Given request:
Find the line containing "Transcribe this chart's". Retype it and every later line of the records exactly, leaving out pictures.
^^^^^^^^
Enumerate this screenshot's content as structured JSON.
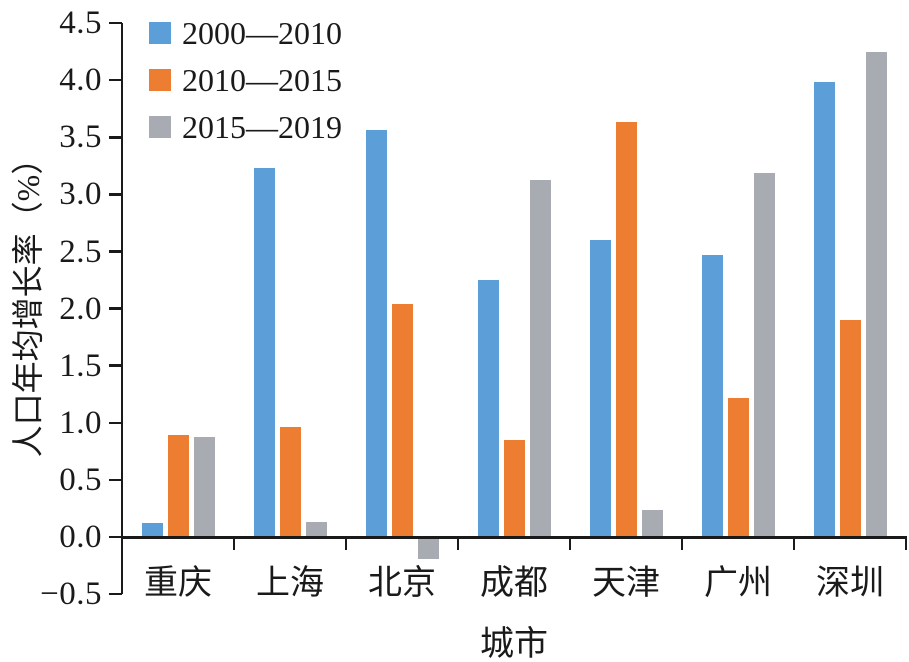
{
  "chart_data": {
    "type": "bar",
    "title": "",
    "xlabel": "城市",
    "ylabel": "人口年均增长率（%）",
    "categories": [
      "重庆",
      "上海",
      "北京",
      "成都",
      "天津",
      "广州",
      "深圳"
    ],
    "series": [
      {
        "name": "2000—2010",
        "color": "#5b9ed8",
        "values": [
          0.12,
          3.23,
          3.56,
          2.25,
          2.6,
          2.47,
          3.98
        ]
      },
      {
        "name": "2010—2015",
        "color": "#ec7d31",
        "values": [
          0.89,
          0.96,
          2.04,
          0.85,
          3.63,
          1.22,
          1.9
        ]
      },
      {
        "name": "2015—2019",
        "color": "#a8abb2",
        "values": [
          0.88,
          0.13,
          -0.19,
          3.13,
          0.24,
          3.19,
          4.25
        ]
      }
    ],
    "ylim": [
      -0.5,
      4.5
    ],
    "ytick_step": 0.5,
    "ytick_labels": [
      "−0.5",
      "0.0",
      "0.5",
      "1.0",
      "1.5",
      "2.0",
      "2.5",
      "3.0",
      "3.5",
      "4.0",
      "4.5"
    ],
    "grid": false,
    "legend_position": "upper-left",
    "axis_color": "#1a1a1a"
  }
}
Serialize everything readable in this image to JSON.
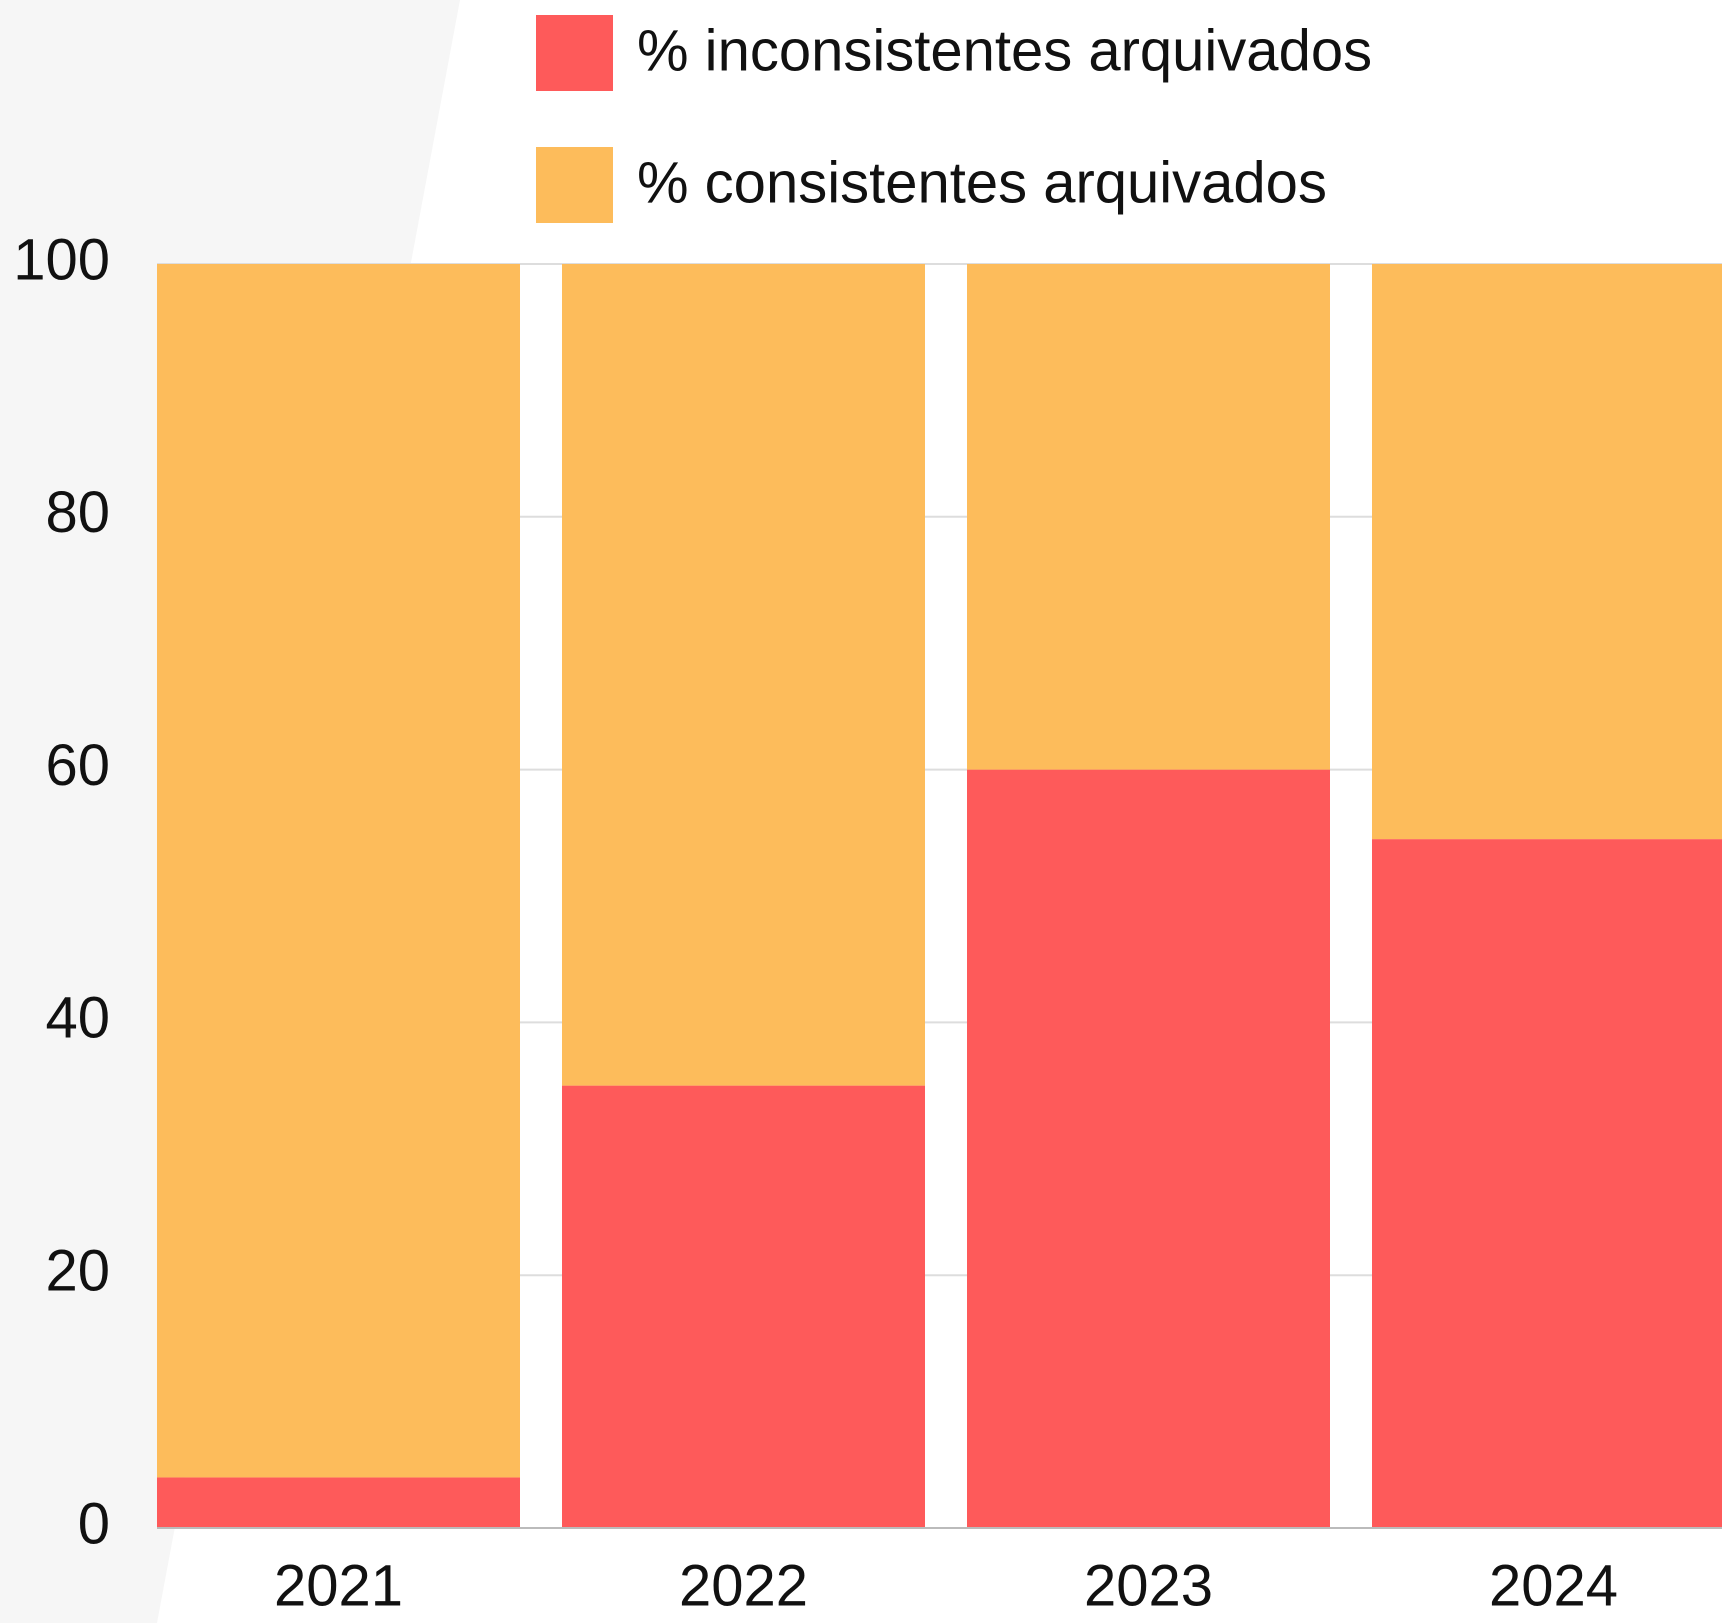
{
  "chart_data": {
    "type": "stacked_bar",
    "categories": [
      "2021",
      "2022",
      "2023",
      "2024"
    ],
    "series": [
      {
        "name": "% inconsistentes arquivados",
        "color": "#fe5a5a",
        "values": [
          4,
          35,
          60,
          54.5
        ]
      },
      {
        "name": "% consistentes arquivados",
        "color": "#fdbc5b",
        "values": [
          96,
          65,
          40,
          45.5
        ]
      }
    ],
    "ylim": [
      0,
      100
    ],
    "yticks": [
      0,
      20,
      40,
      60,
      80,
      100
    ],
    "grid": true
  }
}
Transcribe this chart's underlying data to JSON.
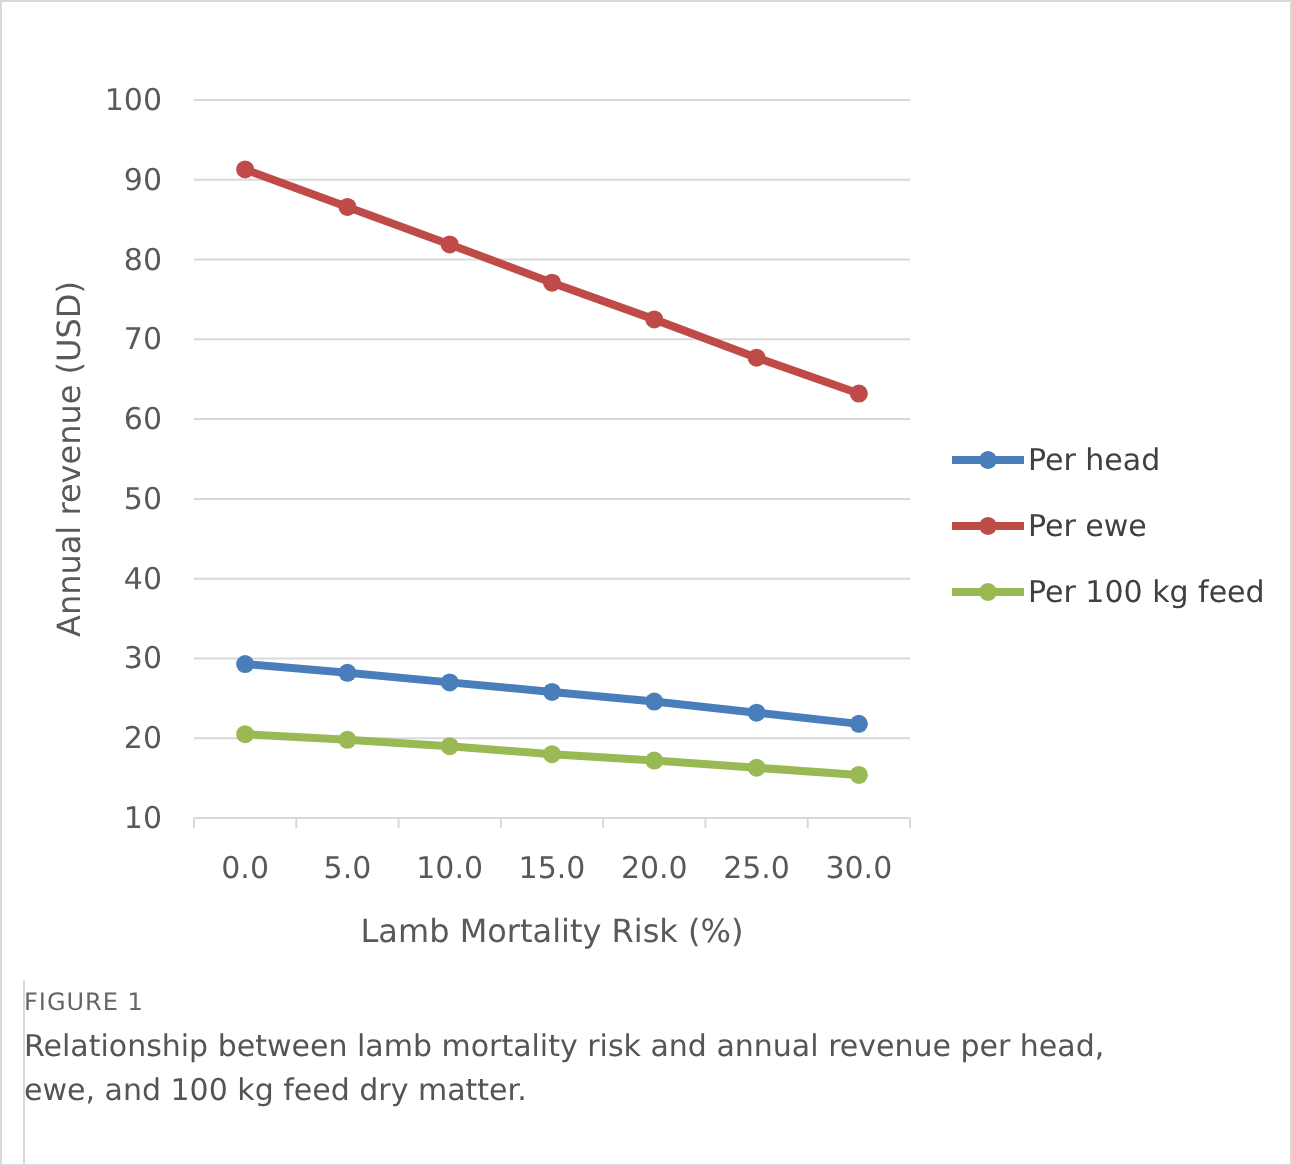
{
  "chart_data": {
    "type": "line",
    "xlabel": "Lamb Mortality Risk (%)",
    "ylabel": "Annual revenue (USD)",
    "categories": [
      "0.0",
      "5.0",
      "10.0",
      "15.0",
      "20.0",
      "25.0",
      "30.0"
    ],
    "series": [
      {
        "name": "Per head",
        "color": "#4a7ebb",
        "values": [
          29.3,
          28.2,
          27.0,
          25.8,
          24.6,
          23.2,
          21.8
        ]
      },
      {
        "name": "Per ewe",
        "color": "#be4b48",
        "values": [
          91.3,
          86.6,
          81.9,
          77.1,
          72.5,
          67.7,
          63.2
        ]
      },
      {
        "name": "Per 100 kg feed",
        "color": "#98b954",
        "values": [
          20.5,
          19.8,
          19.0,
          18.0,
          17.2,
          16.3,
          15.4
        ]
      }
    ],
    "ylim": [
      10,
      100
    ],
    "yticks": [
      10,
      20,
      30,
      40,
      50,
      60,
      70,
      80,
      90,
      100
    ],
    "grid": "y",
    "legend": "right",
    "marker": "circle",
    "line_style": "solid",
    "annotations": [
      "FIGURE 1",
      "Relationship between lamb mortality risk and annual revenue per head, ewe, and 100 kg feed dry matter."
    ]
  }
}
^^^^^^^^
Solution for this exercise:
Transcribe this chart's underlying data to JSON.
{
  "chart_data": {
    "type": "line",
    "xlabel": "Lamb Mortality Risk (%)",
    "ylabel": "Annual revenue (USD)",
    "categories": [
      "0.0",
      "5.0",
      "10.0",
      "15.0",
      "20.0",
      "25.0",
      "30.0"
    ],
    "series": [
      {
        "name": "Per head",
        "color": "#4a7ebb",
        "values": [
          29.3,
          28.2,
          27.0,
          25.8,
          24.6,
          23.2,
          21.8
        ]
      },
      {
        "name": "Per ewe",
        "color": "#be4b48",
        "values": [
          91.3,
          86.6,
          81.9,
          77.1,
          72.5,
          67.7,
          63.2
        ]
      },
      {
        "name": "Per 100 kg feed",
        "color": "#98b954",
        "values": [
          20.5,
          19.8,
          19.0,
          18.0,
          17.2,
          16.3,
          15.4
        ]
      }
    ],
    "ylim": [
      10,
      100
    ],
    "yticks": [
      10,
      20,
      30,
      40,
      50,
      60,
      70,
      80,
      90,
      100
    ],
    "grid": "y",
    "legend": "right",
    "marker": "circle",
    "line_style": "solid",
    "annotations": [
      "FIGURE 1",
      "Relationship between lamb mortality risk and annual revenue per head, ewe, and 100 kg feed dry matter."
    ]
  }
}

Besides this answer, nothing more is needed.